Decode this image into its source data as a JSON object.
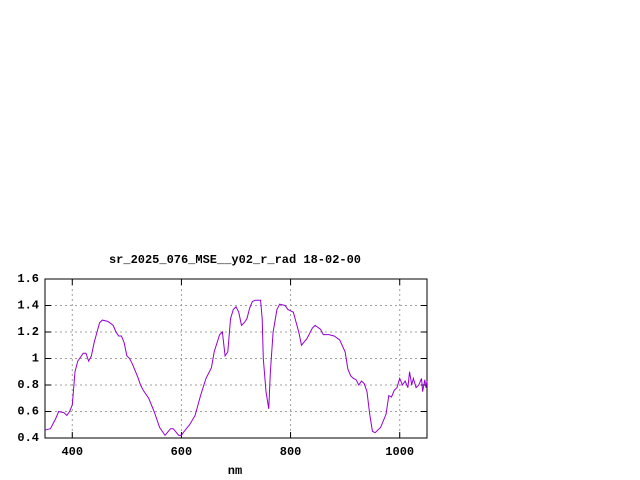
{
  "chart_data": {
    "type": "line",
    "title": "sr_2025_076_MSE__y02_r_rad 18-02-00",
    "x_label": "nm",
    "x": [
      350,
      360,
      370,
      375,
      385,
      390,
      395,
      400,
      405,
      410,
      420,
      425,
      430,
      435,
      440,
      450,
      455,
      465,
      475,
      480,
      485,
      490,
      495,
      500,
      505,
      510,
      520,
      525,
      530,
      540,
      550,
      560,
      570,
      580,
      585,
      595,
      600,
      605,
      615,
      625,
      635,
      645,
      655,
      660,
      670,
      675,
      680,
      685,
      690,
      695,
      700,
      705,
      710,
      715,
      720,
      725,
      730,
      735,
      745,
      748,
      750,
      755,
      760,
      763,
      768,
      775,
      780,
      790,
      795,
      805,
      815,
      820,
      830,
      840,
      845,
      855,
      860,
      870,
      880,
      890,
      900,
      905,
      910,
      915,
      920,
      925,
      930,
      935,
      940,
      945,
      950,
      955,
      965,
      975,
      980,
      985,
      990,
      995,
      1000,
      1005,
      1010,
      1015,
      1018,
      1022,
      1025,
      1030,
      1035,
      1040,
      1042,
      1046,
      1048,
      1050
    ],
    "values": [
      0.46,
      0.47,
      0.55,
      0.6,
      0.59,
      0.57,
      0.6,
      0.65,
      0.9,
      0.98,
      1.04,
      1.04,
      0.98,
      1.02,
      1.12,
      1.27,
      1.29,
      1.28,
      1.25,
      1.2,
      1.17,
      1.17,
      1.12,
      1.02,
      1.0,
      0.96,
      0.86,
      0.8,
      0.76,
      0.7,
      0.6,
      0.48,
      0.42,
      0.47,
      0.47,
      0.42,
      0.42,
      0.45,
      0.5,
      0.57,
      0.72,
      0.85,
      0.93,
      1.05,
      1.18,
      1.2,
      1.02,
      1.05,
      1.3,
      1.37,
      1.39,
      1.35,
      1.25,
      1.27,
      1.3,
      1.38,
      1.43,
      1.44,
      1.44,
      1.3,
      1.0,
      0.75,
      0.62,
      0.9,
      1.2,
      1.37,
      1.41,
      1.4,
      1.37,
      1.35,
      1.2,
      1.1,
      1.15,
      1.23,
      1.25,
      1.22,
      1.18,
      1.18,
      1.17,
      1.14,
      1.05,
      0.92,
      0.87,
      0.85,
      0.84,
      0.8,
      0.83,
      0.81,
      0.75,
      0.58,
      0.45,
      0.44,
      0.48,
      0.58,
      0.72,
      0.71,
      0.76,
      0.78,
      0.85,
      0.8,
      0.83,
      0.78,
      0.9,
      0.8,
      0.85,
      0.78,
      0.8,
      0.85,
      0.75,
      0.84,
      0.78,
      0.83
    ],
    "color": "#9400d3",
    "xlim": [
      350,
      1050
    ],
    "xticks": [
      400,
      600,
      800,
      1000
    ],
    "ylim": [
      0.4,
      1.6
    ],
    "yticks": [
      1.6,
      1.4,
      1.2,
      1,
      0.8,
      0.6,
      0.4
    ],
    "grid": true
  }
}
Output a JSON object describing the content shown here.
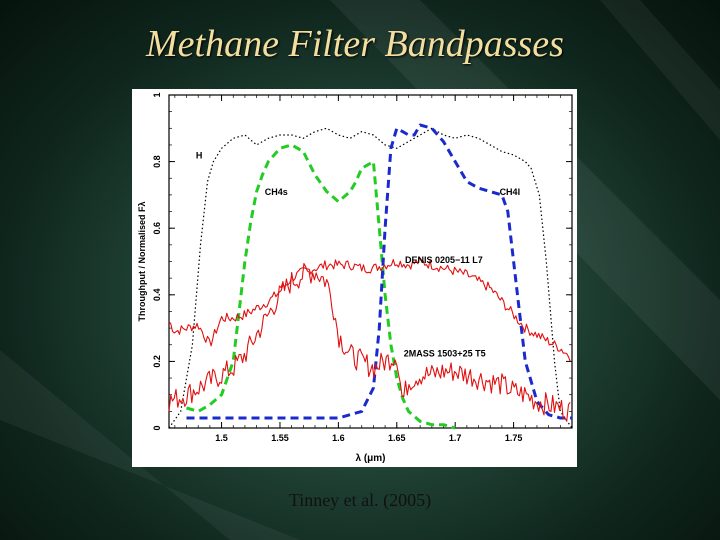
{
  "slide": {
    "title": "Methane Filter Bandpasses",
    "caption": "Tinney et al. (2005)"
  },
  "colors": {
    "H": "#000000",
    "CH4s": "#22cc22",
    "CH4l": "#1a2acc",
    "spectra": "#e01010",
    "title": "#f2dfa0"
  },
  "chart_data": {
    "type": "line",
    "xlabel": "λ (μm)",
    "ylabel": "Throughput / Normalised Fλ",
    "xlim": [
      1.455,
      1.8
    ],
    "ylim": [
      0,
      1
    ],
    "xticks": [
      1.5,
      1.55,
      1.6,
      1.65,
      1.7,
      1.75
    ],
    "xtick_labels": [
      "1.5",
      "1.55",
      "1.6",
      "1.65",
      "1.7",
      "1.75"
    ],
    "yticks": [
      0,
      0.2,
      0.4,
      0.6,
      0.8,
      1
    ],
    "ytick_labels": [
      "0",
      "0.2",
      "0.4",
      "0.6",
      "0.8",
      "1"
    ],
    "grid": false,
    "series": [
      {
        "name": "H",
        "style": "dotted",
        "x": [
          1.455,
          1.465,
          1.475,
          1.482,
          1.488,
          1.493,
          1.5,
          1.51,
          1.52,
          1.53,
          1.54,
          1.55,
          1.56,
          1.57,
          1.58,
          1.59,
          1.6,
          1.61,
          1.62,
          1.63,
          1.64,
          1.65,
          1.66,
          1.67,
          1.68,
          1.69,
          1.7,
          1.71,
          1.72,
          1.73,
          1.74,
          1.75,
          1.76,
          1.765,
          1.772,
          1.778,
          1.785,
          1.79,
          1.8
        ],
        "y": [
          0.0,
          0.05,
          0.25,
          0.55,
          0.74,
          0.8,
          0.84,
          0.87,
          0.88,
          0.85,
          0.87,
          0.88,
          0.88,
          0.87,
          0.89,
          0.9,
          0.88,
          0.87,
          0.89,
          0.88,
          0.85,
          0.84,
          0.86,
          0.88,
          0.9,
          0.88,
          0.87,
          0.88,
          0.87,
          0.85,
          0.83,
          0.82,
          0.8,
          0.78,
          0.7,
          0.5,
          0.2,
          0.05,
          0.0
        ]
      },
      {
        "name": "CH4s",
        "style": "dashed",
        "x": [
          1.47,
          1.48,
          1.49,
          1.5,
          1.51,
          1.515,
          1.52,
          1.525,
          1.53,
          1.535,
          1.54,
          1.55,
          1.56,
          1.57,
          1.58,
          1.59,
          1.6,
          1.61,
          1.615,
          1.62,
          1.63,
          1.635,
          1.64,
          1.645,
          1.65,
          1.655,
          1.66,
          1.67,
          1.68,
          1.69,
          1.7
        ],
        "y": [
          0.06,
          0.05,
          0.07,
          0.1,
          0.2,
          0.35,
          0.5,
          0.62,
          0.71,
          0.76,
          0.8,
          0.84,
          0.85,
          0.83,
          0.76,
          0.71,
          0.68,
          0.71,
          0.74,
          0.78,
          0.8,
          0.6,
          0.4,
          0.25,
          0.15,
          0.09,
          0.05,
          0.02,
          0.01,
          0.01,
          0.0
        ]
      },
      {
        "name": "CH4l",
        "style": "dashed",
        "x": [
          1.47,
          1.5,
          1.55,
          1.58,
          1.6,
          1.62,
          1.63,
          1.635,
          1.64,
          1.645,
          1.65,
          1.655,
          1.66,
          1.665,
          1.67,
          1.68,
          1.69,
          1.7,
          1.71,
          1.72,
          1.73,
          1.74,
          1.745,
          1.75,
          1.755,
          1.76,
          1.77,
          1.78,
          1.79,
          1.8
        ],
        "y": [
          0.03,
          0.03,
          0.03,
          0.03,
          0.03,
          0.05,
          0.12,
          0.3,
          0.6,
          0.84,
          0.9,
          0.89,
          0.88,
          0.88,
          0.91,
          0.9,
          0.86,
          0.8,
          0.74,
          0.72,
          0.71,
          0.7,
          0.65,
          0.5,
          0.35,
          0.2,
          0.08,
          0.04,
          0.03,
          0.03
        ]
      },
      {
        "name": "DENIS 0205-11 L7",
        "style": "solid",
        "x": [
          1.455,
          1.46,
          1.47,
          1.48,
          1.49,
          1.5,
          1.51,
          1.52,
          1.53,
          1.54,
          1.55,
          1.56,
          1.57,
          1.58,
          1.59,
          1.6,
          1.61,
          1.62,
          1.63,
          1.64,
          1.65,
          1.66,
          1.67,
          1.68,
          1.69,
          1.7,
          1.71,
          1.72,
          1.73,
          1.74,
          1.75,
          1.76,
          1.77,
          1.78,
          1.79,
          1.8
        ],
        "y": [
          0.32,
          0.29,
          0.3,
          0.31,
          0.25,
          0.33,
          0.33,
          0.34,
          0.36,
          0.38,
          0.41,
          0.45,
          0.47,
          0.48,
          0.49,
          0.49,
          0.49,
          0.48,
          0.48,
          0.49,
          0.5,
          0.49,
          0.5,
          0.49,
          0.48,
          0.47,
          0.46,
          0.44,
          0.42,
          0.38,
          0.34,
          0.3,
          0.28,
          0.26,
          0.24,
          0.21
        ]
      },
      {
        "name": "2MASS 1503+25 T5",
        "style": "solid",
        "x": [
          1.455,
          1.47,
          1.48,
          1.49,
          1.5,
          1.51,
          1.52,
          1.53,
          1.54,
          1.55,
          1.56,
          1.57,
          1.58,
          1.59,
          1.595,
          1.6,
          1.61,
          1.62,
          1.63,
          1.64,
          1.65,
          1.655,
          1.66,
          1.67,
          1.68,
          1.69,
          1.7,
          1.71,
          1.72,
          1.73,
          1.74,
          1.75,
          1.76,
          1.77,
          1.78,
          1.79,
          1.8
        ],
        "y": [
          0.08,
          0.1,
          0.12,
          0.14,
          0.16,
          0.18,
          0.22,
          0.28,
          0.34,
          0.4,
          0.44,
          0.46,
          0.47,
          0.44,
          0.38,
          0.28,
          0.22,
          0.2,
          0.18,
          0.2,
          0.22,
          0.08,
          0.14,
          0.16,
          0.16,
          0.17,
          0.17,
          0.16,
          0.15,
          0.14,
          0.13,
          0.11,
          0.1,
          0.08,
          0.07,
          0.06,
          0.05
        ]
      }
    ],
    "annotations": [
      {
        "text": "H",
        "x": 1.478,
        "y": 0.81
      },
      {
        "text": "CH4s",
        "x": 1.537,
        "y": 0.7
      },
      {
        "text": "CH4l",
        "x": 1.738,
        "y": 0.7
      },
      {
        "text": "DENIS 0205−11 L7",
        "x": 1.657,
        "y": 0.495
      },
      {
        "text": "2MASS 1503+25 T5",
        "x": 1.656,
        "y": 0.215
      }
    ]
  }
}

**Required work:** Copy out each line of the entries that holds "name".

**Reply to the exercise:**
        "name": "H",
        "name": "CH4s",
        "name": "CH4l",
        "name": "DENIS 0205-11 L7",
        "name": "2MASS 1503+25 T5",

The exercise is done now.